**Material provided:**
%%

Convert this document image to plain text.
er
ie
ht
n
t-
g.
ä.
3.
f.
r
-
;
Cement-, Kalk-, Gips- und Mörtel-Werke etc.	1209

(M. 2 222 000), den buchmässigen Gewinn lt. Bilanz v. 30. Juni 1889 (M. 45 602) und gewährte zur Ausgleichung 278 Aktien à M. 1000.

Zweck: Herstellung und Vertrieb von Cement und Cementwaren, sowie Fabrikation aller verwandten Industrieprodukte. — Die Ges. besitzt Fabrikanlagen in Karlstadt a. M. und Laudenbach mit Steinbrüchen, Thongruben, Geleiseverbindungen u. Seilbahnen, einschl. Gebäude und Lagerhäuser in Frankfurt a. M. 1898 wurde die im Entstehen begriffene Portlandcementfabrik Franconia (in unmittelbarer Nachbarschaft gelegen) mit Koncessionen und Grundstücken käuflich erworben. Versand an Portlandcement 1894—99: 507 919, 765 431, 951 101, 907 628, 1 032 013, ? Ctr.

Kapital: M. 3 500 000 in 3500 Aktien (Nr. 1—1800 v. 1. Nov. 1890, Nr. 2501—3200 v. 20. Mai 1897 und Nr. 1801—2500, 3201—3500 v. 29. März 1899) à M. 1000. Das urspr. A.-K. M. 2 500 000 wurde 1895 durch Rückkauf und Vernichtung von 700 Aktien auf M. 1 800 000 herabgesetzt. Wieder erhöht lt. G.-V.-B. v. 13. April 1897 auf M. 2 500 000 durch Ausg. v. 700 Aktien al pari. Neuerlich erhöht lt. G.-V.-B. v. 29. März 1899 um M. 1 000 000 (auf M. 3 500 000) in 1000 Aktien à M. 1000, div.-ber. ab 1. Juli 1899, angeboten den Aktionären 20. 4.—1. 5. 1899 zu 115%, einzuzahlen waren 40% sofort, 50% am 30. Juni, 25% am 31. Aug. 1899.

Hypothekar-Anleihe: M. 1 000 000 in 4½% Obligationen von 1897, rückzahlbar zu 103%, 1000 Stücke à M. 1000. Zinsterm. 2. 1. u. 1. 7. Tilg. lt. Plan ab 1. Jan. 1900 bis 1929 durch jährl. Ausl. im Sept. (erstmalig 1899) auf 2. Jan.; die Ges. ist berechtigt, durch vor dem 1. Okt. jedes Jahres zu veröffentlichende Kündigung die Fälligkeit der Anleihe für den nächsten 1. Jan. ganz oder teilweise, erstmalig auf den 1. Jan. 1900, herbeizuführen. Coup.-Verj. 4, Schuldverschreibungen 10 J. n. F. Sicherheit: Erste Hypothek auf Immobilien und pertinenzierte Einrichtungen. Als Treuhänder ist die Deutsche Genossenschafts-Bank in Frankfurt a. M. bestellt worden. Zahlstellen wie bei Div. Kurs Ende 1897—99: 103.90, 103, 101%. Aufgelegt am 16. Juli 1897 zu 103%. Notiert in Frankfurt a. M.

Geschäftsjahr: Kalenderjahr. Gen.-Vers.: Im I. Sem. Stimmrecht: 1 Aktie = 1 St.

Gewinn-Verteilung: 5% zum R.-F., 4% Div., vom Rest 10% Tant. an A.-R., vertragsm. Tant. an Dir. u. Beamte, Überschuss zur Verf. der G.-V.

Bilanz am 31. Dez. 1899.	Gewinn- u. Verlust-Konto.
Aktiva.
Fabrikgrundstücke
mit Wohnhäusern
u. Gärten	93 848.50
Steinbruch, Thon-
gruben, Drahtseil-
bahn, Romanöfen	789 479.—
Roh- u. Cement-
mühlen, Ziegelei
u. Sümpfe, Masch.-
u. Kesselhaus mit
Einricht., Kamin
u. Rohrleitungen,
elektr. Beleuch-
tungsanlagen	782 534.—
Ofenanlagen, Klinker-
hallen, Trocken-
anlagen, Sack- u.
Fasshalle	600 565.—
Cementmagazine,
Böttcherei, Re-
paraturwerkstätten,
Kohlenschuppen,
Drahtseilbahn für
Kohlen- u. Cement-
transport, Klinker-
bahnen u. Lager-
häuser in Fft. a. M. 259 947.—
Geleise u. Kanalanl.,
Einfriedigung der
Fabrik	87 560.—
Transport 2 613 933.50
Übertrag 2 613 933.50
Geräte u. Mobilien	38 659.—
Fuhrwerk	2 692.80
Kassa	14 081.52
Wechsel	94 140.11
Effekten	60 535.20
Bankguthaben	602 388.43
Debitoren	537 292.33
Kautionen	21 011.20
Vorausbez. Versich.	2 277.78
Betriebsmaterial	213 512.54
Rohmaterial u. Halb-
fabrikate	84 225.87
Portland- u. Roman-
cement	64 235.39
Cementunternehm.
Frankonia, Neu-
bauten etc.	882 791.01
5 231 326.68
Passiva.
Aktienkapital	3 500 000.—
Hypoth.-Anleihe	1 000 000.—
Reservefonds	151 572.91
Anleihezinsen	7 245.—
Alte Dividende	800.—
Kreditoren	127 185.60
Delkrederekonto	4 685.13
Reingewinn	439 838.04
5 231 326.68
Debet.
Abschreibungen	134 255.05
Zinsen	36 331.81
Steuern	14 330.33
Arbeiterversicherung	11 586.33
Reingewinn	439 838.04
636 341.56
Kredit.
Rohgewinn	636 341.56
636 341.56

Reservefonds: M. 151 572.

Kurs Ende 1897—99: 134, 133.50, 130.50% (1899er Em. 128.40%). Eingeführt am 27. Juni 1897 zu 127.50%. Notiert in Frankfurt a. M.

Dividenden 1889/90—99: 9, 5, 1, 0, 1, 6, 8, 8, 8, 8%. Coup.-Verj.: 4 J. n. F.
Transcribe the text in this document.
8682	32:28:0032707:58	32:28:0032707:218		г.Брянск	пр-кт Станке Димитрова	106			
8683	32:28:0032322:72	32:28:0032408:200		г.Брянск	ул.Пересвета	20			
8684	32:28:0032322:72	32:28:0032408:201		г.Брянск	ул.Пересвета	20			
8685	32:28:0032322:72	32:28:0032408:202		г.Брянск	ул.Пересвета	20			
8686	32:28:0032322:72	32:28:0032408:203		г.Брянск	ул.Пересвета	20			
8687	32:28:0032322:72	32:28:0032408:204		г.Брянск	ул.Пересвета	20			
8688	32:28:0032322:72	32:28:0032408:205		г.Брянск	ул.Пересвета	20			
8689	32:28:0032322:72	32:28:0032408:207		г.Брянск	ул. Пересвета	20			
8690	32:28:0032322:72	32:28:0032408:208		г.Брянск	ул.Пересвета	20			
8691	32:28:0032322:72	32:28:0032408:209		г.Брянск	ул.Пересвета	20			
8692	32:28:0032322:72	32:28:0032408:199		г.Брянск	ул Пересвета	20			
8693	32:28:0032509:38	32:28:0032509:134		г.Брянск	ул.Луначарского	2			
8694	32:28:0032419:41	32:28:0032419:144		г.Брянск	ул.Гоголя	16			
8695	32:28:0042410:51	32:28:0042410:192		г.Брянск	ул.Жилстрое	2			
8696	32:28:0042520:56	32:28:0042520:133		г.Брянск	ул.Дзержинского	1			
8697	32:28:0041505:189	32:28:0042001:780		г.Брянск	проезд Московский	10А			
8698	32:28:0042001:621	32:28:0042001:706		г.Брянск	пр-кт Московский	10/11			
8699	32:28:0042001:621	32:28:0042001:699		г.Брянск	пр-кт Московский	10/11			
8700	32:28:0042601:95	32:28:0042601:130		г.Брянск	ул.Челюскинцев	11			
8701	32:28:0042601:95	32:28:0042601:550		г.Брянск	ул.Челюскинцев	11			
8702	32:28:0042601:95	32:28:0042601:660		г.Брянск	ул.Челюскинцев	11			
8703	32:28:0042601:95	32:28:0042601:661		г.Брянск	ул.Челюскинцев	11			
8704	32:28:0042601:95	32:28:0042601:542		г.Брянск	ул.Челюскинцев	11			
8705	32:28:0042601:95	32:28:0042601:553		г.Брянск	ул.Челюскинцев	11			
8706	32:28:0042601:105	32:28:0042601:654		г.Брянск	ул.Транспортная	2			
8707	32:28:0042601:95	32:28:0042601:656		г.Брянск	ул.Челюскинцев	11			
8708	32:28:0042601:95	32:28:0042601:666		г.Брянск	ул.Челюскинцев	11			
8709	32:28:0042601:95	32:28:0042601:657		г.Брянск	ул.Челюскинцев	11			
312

%%

**Job:** Copy all lines from the entries that contain the word "Bilanz".

**Task response:**
(M. 2 222 000), den buchmässigen Gewinn lt. Bilanz v. 30. Juni 1889 (M. 45 602) und gewährte zur Ausgleichung 278 Aktien à M. 1000.
Bilanz am 31. Dez. 1899.	Gewinn- u. Verlust-Konto.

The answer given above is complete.